• TASK PROMPT
Would you quote the material below in full and unchanged?

==============================

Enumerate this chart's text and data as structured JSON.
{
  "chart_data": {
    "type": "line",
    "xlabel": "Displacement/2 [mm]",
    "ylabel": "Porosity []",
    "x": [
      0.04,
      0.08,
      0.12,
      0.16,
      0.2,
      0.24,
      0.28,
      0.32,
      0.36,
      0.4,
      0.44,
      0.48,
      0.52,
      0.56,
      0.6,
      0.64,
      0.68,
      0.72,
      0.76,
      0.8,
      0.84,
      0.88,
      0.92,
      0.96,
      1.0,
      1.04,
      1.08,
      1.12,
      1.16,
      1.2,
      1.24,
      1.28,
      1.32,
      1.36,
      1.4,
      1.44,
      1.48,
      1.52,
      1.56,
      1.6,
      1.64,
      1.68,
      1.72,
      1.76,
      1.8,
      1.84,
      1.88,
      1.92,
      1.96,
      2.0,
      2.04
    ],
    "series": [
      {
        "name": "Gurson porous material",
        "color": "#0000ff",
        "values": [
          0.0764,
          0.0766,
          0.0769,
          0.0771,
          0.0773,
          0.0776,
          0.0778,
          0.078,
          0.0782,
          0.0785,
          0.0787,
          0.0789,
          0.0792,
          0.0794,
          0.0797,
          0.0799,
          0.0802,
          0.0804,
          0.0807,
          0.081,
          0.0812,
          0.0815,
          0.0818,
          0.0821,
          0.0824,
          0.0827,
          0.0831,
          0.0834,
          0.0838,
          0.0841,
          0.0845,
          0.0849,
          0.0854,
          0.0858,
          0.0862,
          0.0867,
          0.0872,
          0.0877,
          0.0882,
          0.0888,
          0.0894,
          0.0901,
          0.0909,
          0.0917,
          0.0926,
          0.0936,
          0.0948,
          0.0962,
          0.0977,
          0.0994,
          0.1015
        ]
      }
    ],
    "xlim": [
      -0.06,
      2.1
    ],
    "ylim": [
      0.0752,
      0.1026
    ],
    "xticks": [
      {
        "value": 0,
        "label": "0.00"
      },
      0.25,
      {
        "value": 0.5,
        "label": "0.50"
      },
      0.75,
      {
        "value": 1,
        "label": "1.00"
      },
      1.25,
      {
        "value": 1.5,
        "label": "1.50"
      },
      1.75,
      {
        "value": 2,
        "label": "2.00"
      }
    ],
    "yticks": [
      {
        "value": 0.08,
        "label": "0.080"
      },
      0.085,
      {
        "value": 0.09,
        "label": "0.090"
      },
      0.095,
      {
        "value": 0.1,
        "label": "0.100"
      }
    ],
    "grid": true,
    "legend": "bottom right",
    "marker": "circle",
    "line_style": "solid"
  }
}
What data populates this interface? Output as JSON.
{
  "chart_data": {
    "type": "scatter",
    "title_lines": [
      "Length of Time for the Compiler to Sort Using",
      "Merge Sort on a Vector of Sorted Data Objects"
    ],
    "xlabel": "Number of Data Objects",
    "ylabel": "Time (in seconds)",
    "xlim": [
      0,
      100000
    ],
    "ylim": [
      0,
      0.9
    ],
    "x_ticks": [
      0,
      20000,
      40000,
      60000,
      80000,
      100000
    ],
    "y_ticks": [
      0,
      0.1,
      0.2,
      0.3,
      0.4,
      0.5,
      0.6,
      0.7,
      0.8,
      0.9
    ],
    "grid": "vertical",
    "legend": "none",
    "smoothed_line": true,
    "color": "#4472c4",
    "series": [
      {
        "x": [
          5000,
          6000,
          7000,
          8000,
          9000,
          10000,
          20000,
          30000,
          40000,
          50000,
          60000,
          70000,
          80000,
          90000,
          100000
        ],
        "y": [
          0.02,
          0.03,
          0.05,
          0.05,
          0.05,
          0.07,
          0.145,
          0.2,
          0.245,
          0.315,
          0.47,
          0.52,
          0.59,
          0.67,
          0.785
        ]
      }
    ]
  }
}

==============================

• THE RESULT
Enumerate this chart's text and data as structured JSON.
{
  "chart_data": {
    "type": "line",
    "xlabel": "Displacement/2 [mm]",
    "ylabel": "Porosity []",
    "x": [
      0.04,
      0.08,
      0.12,
      0.16,
      0.2,
      0.24,
      0.28,
      0.32,
      0.36,
      0.4,
      0.44,
      0.48,
      0.52,
      0.56,
      0.6,
      0.64,
      0.68,
      0.72,
      0.76,
      0.8,
      0.84,
      0.88,
      0.92,
      0.96,
      1.0,
      1.04,
      1.08,
      1.12,
      1.16,
      1.2,
      1.24,
      1.28,
      1.32,
      1.36,
      1.4,
      1.44,
      1.48,
      1.52,
      1.56,
      1.6,
      1.64,
      1.68,
      1.72,
      1.76,
      1.8,
      1.84,
      1.88,
      1.92,
      1.96,
      2.0,
      2.04
    ],
    "series": [
      {
        "name": "Gurson porous material",
        "color": "#0000ff",
        "values": [
          0.0764,
          0.0766,
          0.0769,
          0.0771,
          0.0773,
          0.0776,
          0.0778,
          0.078,
          0.0782,
          0.0785,
          0.0787,
          0.0789,
          0.0792,
          0.0794,
          0.0797,
          0.0799,
          0.0802,
          0.0804,
          0.0807,
          0.081,
          0.0812,
          0.0815,
          0.0818,
          0.0821,
          0.0824,
          0.0827,
          0.0831,
          0.0834,
          0.0838,
          0.0841,
          0.0845,
          0.0849,
          0.0854,
          0.0858,
          0.0862,
          0.0867,
          0.0872,
          0.0877,
          0.0882,
          0.0888,
          0.0894,
          0.0901,
          0.0909,
          0.0917,
          0.0926,
          0.0936,
          0.0948,
          0.0962,
          0.0977,
          0.0994,
          0.1015
        ]
      }
    ],
    "xlim": [
      -0.06,
      2.1
    ],
    "ylim": [
      0.0752,
      0.1026
    ],
    "xticks": [
      {
        "value": 0,
        "label": "0.00"
      },
      0.25,
      {
        "value": 0.5,
        "label": "0.50"
      },
      0.75,
      {
        "value": 1,
        "label": "1.00"
      },
      1.25,
      {
        "value": 1.5,
        "label": "1.50"
      },
      1.75,
      {
        "value": 2,
        "label": "2.00"
      }
    ],
    "yticks": [
      {
        "value": 0.08,
        "label": "0.080"
      },
      0.085,
      {
        "value": 0.09,
        "label": "0.090"
      },
      0.095,
      {
        "value": 0.1,
        "label": "0.100"
      }
    ],
    "grid": true,
    "legend": "bottom right",
    "marker": "circle",
    "line_style": "solid"
  }
}
What data populates this interface? Output as JSON.
{
  "chart_data": {
    "type": "scatter",
    "title_lines": [
      "Length of Time for the Compiler to Sort Using",
      "Merge Sort on a Vector of Sorted Data Objects"
    ],
    "xlabel": "Number of Data Objects",
    "ylabel": "Time (in seconds)",
    "xlim": [
      0,
      100000
    ],
    "ylim": [
      0,
      0.9
    ],
    "x_ticks": [
      0,
      20000,
      40000,
      60000,
      80000,
      100000
    ],
    "y_ticks": [
      0,
      0.1,
      0.2,
      0.3,
      0.4,
      0.5,
      0.6,
      0.7,
      0.8,
      0.9
    ],
    "grid": "vertical",
    "legend": "none",
    "smoothed_line": true,
    "color": "#4472c4",
    "series": [
      {
        "x": [
          5000,
          6000,
          7000,
          8000,
          9000,
          10000,
          20000,
          30000,
          40000,
          50000,
          60000,
          70000,
          80000,
          90000,
          100000
        ],
        "y": [
          0.02,
          0.03,
          0.05,
          0.05,
          0.05,
          0.07,
          0.145,
          0.2,
          0.245,
          0.315,
          0.47,
          0.52,
          0.59,
          0.67,
          0.785
        ]
      }
    ]
  }
}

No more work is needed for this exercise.